### Prompt
Extract each line from the entries below that has the string "Model" in it.

──────── Given information ────────

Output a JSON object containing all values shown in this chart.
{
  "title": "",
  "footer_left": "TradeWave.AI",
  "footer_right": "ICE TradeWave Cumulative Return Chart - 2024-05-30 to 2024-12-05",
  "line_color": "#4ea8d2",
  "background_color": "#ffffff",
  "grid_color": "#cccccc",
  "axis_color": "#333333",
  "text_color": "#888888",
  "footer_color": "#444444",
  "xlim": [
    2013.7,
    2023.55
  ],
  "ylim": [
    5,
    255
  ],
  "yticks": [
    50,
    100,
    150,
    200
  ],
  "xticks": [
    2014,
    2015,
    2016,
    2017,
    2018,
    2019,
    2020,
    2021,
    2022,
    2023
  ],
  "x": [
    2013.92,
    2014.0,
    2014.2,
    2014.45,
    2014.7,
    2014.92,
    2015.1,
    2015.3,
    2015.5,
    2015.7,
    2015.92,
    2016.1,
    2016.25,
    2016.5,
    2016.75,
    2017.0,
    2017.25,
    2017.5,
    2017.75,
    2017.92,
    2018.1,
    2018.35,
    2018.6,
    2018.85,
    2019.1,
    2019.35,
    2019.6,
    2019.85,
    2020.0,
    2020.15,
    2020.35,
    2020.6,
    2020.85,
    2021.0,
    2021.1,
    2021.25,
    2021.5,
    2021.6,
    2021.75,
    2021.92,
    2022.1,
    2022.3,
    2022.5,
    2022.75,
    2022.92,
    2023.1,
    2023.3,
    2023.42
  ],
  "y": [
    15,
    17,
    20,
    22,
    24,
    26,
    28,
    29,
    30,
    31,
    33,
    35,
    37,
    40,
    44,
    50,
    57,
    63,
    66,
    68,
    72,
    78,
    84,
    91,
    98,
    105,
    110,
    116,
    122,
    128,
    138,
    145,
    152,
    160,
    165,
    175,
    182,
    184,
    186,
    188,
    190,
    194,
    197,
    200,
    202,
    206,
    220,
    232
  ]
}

────────
──────── Given information ────────

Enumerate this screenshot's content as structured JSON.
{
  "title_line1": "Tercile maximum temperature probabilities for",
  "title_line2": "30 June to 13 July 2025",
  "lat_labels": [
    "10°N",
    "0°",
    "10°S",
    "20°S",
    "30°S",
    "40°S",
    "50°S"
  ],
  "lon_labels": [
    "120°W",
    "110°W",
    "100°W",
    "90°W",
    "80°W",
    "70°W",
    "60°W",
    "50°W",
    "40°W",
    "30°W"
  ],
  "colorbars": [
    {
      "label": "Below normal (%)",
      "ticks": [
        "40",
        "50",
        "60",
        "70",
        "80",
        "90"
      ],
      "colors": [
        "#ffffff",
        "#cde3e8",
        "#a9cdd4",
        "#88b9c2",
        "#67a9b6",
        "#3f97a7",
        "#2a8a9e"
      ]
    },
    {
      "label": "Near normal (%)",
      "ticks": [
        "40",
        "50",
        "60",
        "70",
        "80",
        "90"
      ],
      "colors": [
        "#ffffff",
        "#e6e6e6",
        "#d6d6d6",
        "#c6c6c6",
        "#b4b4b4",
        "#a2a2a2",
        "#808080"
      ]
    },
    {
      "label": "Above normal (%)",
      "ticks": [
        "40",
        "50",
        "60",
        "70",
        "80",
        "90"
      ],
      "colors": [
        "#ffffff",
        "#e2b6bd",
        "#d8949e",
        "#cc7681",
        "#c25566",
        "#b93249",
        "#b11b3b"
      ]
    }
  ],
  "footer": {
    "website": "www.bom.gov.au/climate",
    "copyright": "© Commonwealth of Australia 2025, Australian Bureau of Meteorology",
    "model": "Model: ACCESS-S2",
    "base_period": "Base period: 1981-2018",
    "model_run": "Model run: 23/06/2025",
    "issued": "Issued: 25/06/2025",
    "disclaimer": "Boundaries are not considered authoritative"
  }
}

────────

### Written solution
    "model": "Model: ACCESS-S2",
    "model_run": "Model run: 23/06/2025",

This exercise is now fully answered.